**TASK DETAILS:** Below are some entries. Work out how many of their lines hold the word "每天多读", and write that number alone.

(Dataset entries)

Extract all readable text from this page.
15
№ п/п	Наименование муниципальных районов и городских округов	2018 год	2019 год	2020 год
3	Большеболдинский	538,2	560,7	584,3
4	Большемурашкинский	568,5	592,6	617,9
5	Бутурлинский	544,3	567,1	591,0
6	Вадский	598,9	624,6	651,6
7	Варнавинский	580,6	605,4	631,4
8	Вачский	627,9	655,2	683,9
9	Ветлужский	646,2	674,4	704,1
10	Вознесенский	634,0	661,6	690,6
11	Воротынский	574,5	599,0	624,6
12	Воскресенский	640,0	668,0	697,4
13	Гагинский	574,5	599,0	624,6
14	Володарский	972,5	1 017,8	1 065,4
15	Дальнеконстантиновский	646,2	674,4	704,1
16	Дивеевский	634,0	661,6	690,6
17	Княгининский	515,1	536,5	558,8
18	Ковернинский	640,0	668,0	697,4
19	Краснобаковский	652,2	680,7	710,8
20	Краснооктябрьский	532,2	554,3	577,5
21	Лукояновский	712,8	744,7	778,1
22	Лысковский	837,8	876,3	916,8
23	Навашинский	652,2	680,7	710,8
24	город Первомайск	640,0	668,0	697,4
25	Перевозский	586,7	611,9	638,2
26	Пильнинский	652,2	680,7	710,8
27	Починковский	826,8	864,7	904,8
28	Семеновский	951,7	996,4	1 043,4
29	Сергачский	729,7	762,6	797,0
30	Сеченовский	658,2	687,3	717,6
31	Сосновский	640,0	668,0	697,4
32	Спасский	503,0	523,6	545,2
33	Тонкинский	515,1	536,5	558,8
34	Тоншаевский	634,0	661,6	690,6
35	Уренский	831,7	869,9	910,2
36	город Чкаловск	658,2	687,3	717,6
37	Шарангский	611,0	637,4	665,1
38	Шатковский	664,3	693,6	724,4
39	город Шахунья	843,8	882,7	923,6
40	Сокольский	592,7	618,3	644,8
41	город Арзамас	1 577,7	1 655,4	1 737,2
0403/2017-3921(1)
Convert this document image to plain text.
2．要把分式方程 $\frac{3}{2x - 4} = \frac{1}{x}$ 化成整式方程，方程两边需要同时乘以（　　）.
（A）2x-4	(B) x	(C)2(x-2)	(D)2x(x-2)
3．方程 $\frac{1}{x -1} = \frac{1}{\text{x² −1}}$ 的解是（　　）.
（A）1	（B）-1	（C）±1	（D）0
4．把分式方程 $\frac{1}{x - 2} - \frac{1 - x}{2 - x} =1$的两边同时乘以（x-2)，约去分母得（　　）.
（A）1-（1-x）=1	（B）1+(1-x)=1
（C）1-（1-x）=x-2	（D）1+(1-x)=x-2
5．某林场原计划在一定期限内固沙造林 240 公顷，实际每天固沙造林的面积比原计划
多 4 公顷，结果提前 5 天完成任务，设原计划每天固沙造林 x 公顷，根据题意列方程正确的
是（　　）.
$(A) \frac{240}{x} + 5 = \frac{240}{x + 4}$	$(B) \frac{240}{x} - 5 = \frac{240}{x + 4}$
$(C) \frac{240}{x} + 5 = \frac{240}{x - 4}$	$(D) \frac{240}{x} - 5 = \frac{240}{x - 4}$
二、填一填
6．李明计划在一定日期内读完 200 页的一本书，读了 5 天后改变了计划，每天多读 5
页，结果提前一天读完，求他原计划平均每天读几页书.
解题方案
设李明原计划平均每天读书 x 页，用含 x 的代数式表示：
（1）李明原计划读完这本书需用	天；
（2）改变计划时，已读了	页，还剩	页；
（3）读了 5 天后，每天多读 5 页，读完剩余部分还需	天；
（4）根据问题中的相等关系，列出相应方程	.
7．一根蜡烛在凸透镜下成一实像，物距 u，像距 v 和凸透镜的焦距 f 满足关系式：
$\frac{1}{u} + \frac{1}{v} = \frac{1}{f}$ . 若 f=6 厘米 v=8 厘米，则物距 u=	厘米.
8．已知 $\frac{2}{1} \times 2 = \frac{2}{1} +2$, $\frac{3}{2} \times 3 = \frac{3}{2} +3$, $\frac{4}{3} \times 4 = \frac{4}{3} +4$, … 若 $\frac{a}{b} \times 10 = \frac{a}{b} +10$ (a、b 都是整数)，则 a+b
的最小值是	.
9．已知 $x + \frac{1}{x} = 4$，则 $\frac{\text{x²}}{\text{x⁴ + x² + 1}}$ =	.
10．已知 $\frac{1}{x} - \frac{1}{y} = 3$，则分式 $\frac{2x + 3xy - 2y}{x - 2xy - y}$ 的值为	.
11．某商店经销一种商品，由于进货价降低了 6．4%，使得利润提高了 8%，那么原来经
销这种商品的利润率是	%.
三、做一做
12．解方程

**PROBLEM SOLUTION:** 2